■ **Passage**:
[START]
Friday, March 03, 2006

"content with a new form?"

This new form may be useful or aesthetically valid; as with the Beam form, I can't say; but it is new. The poem works like this: two stanzas of ten lines each; moving from the middle lines (final line of stanza one, first line of stanza two) & moving up for stanza one, down for stanza two, the poem is a kind of mirror- the lines "answer each other", with slight variations & refinements. Here's the poem in question, "hair":

"we" were in english class, next to being next to
each other.
a matter of adding a porch or rolling in mud.
she said to me: "you're caring"
sounded to me like: "you're a fairy"
the hair became a kind of relic, the way
a once-used metaphor might (in its' "it")
leaving high school was a "volta" i'm still
combing out.
combing out with meredith's mud-brown hair.

combing out with meredith's mud-blown hair.
combing out.
leaving "leaving high school", another "volta"
now, becoming a once-used metaphor (out & "out")
that way is a hair-relic, "me" a heretic; her tic
sounds to me like: "you're a weirdo"
she said to me: "you're a weirdo"
a matter of adding peach or rolling in hay
with each other.
"we're" in a separate class, "late for the next one".
[END]
■ **Brief A**: According to the blog post, how many lines does each stanza of the new poetic form contain?
■ **Brief B**: Rewrite the stretch of the blog post from "sounded to me" through "meredith's mud-brown hair.", renaming "relic" as "keepsake".
The material after this point comes from a different source.

■ **Records supplied**:
[START]
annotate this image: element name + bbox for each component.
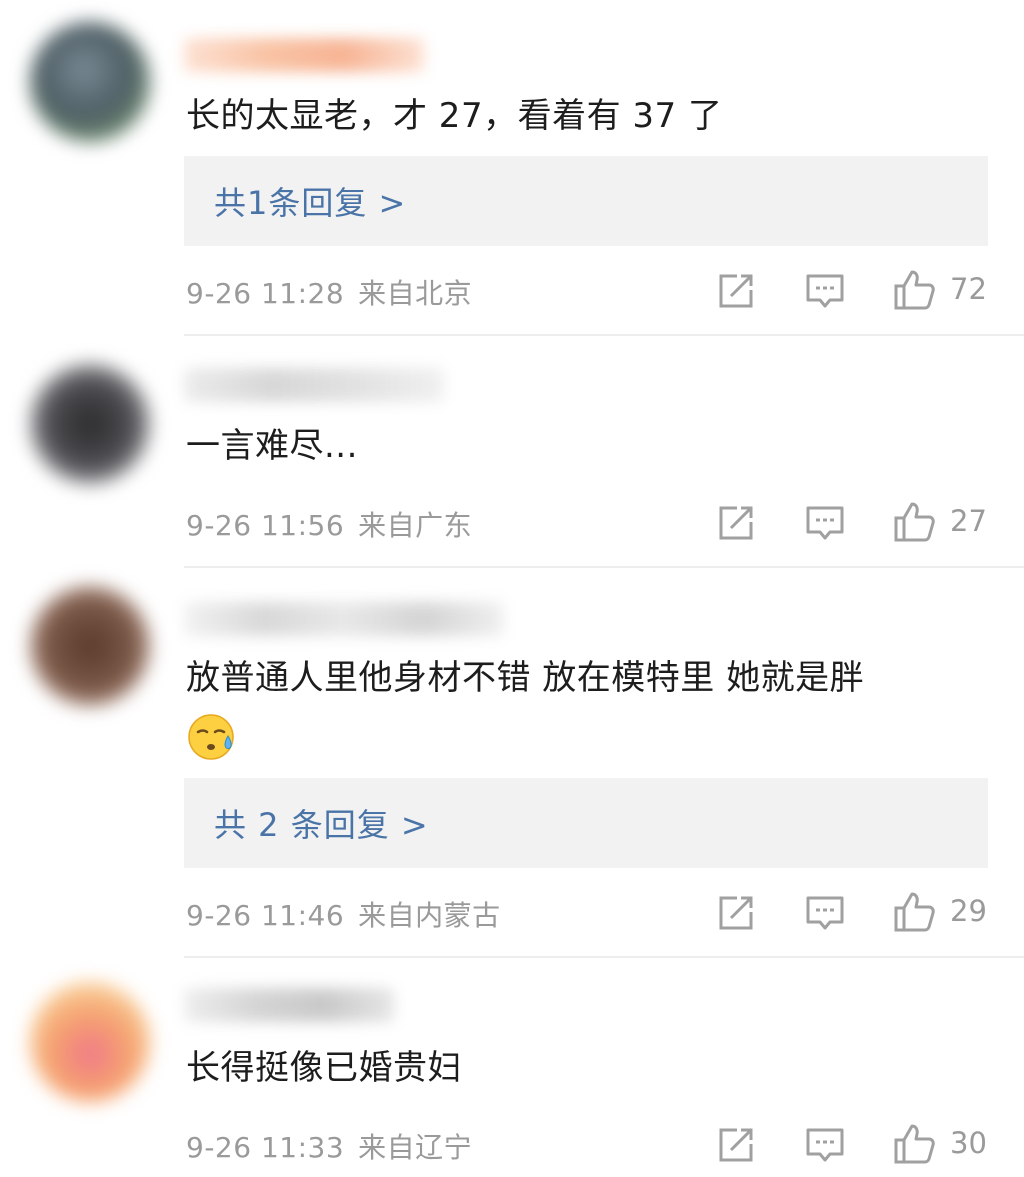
- like-count: 30: [950, 1126, 987, 1160]
- share-icon[interactable]: [715, 502, 757, 544]
- replies-label: 共1条回复 >: [214, 184, 407, 222]
- avatar[interactable]: [30, 982, 150, 1102]
- comment-text: 一言难尽...: [186, 426, 358, 466]
- username[interactable]: [184, 602, 504, 636]
- like-count: 27: [950, 504, 987, 538]
- like-count: 72: [950, 272, 987, 306]
- comment-meta: 9-26 11:56 来自广东: [186, 504, 472, 544]
- thumbs-up-icon[interactable]: [892, 1122, 935, 1164]
- share-icon[interactable]: [715, 270, 757, 312]
- share-icon[interactable]: [715, 1124, 757, 1166]
- like-count: 29: [950, 894, 987, 928]
- username[interactable]: [184, 988, 394, 1022]
- comment-location: 来自广东: [358, 509, 473, 542]
- comment-meta: 9-26 11:33 来自辽宁: [186, 1126, 472, 1166]
- comment-time: 9-26 11:56: [186, 509, 345, 542]
- comment-text: 放普通人里他身材不错 放在模特里 她就是胖: [186, 658, 865, 698]
- comment-location: 来自辽宁: [358, 1131, 473, 1164]
- comment-meta: 9-26 11:28 来自北京: [186, 272, 472, 312]
- comment-time: 9-26 11:33: [186, 1131, 345, 1164]
- comment-meta: 9-26 11:46 来自内蒙古: [186, 894, 501, 934]
- username[interactable]: [184, 38, 424, 72]
- comment-icon[interactable]: [804, 502, 846, 544]
- comment-location: 来自内蒙古: [358, 899, 501, 932]
- sweat-smile-emoji: [186, 710, 238, 762]
- avatar[interactable]: [30, 364, 150, 484]
- comment-item: 放普通人里他身材不错 放在模特里 她就是胖 共 2 条回复 > 9-26 11:…: [0, 568, 1024, 956]
- share-icon[interactable]: [715, 892, 757, 934]
- thumbs-up-icon[interactable]: [892, 890, 935, 932]
- thumbs-up-icon[interactable]: [892, 268, 935, 310]
- comment-item: 一言难尽... 9-26 11:56 来自广东 27: [0, 336, 1024, 566]
- view-replies-button[interactable]: 共1条回复 >: [184, 156, 988, 246]
- comment-location: 来自北京: [358, 277, 473, 310]
- comment-icon[interactable]: [804, 270, 846, 312]
- comment-time: 9-26 11:46: [186, 899, 345, 932]
- avatar[interactable]: [30, 22, 150, 142]
- comment-time: 9-26 11:28: [186, 277, 345, 310]
- view-replies-button[interactable]: 共 2 条回复 >: [184, 778, 988, 868]
- avatar[interactable]: [30, 586, 150, 706]
- comment-item: 长得挺像已婚贵妇 9-26 11:33 来自辽宁 30: [0, 958, 1024, 1177]
- comment-icon[interactable]: [804, 892, 846, 934]
- comment-icon[interactable]: [804, 1124, 846, 1166]
- comment-text: 长得挺像已婚贵妇: [186, 1048, 462, 1088]
- thumbs-up-icon[interactable]: [892, 500, 935, 542]
- comment-text: 长的太显老，才 27，看着有 37 了: [186, 96, 723, 136]
- username[interactable]: [184, 368, 444, 402]
- replies-label: 共 2 条回复 >: [214, 806, 429, 844]
- comment-item: 长的太显老，才 27，看着有 37 了 共1条回复 > 9-26 11:28 来自…: [0, 0, 1024, 334]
[END]
■ **Complete answer A**: Each stanza has ten lines.

■ **Complete answer B**:
sounded to me like: "you're a fairy"
the hair became a kind of keepsake, the way
a once-used metaphor might (in its' "it")
leaving high school was a "volta" i'm still
combing out.
combing out with meredith's mud-brown hair.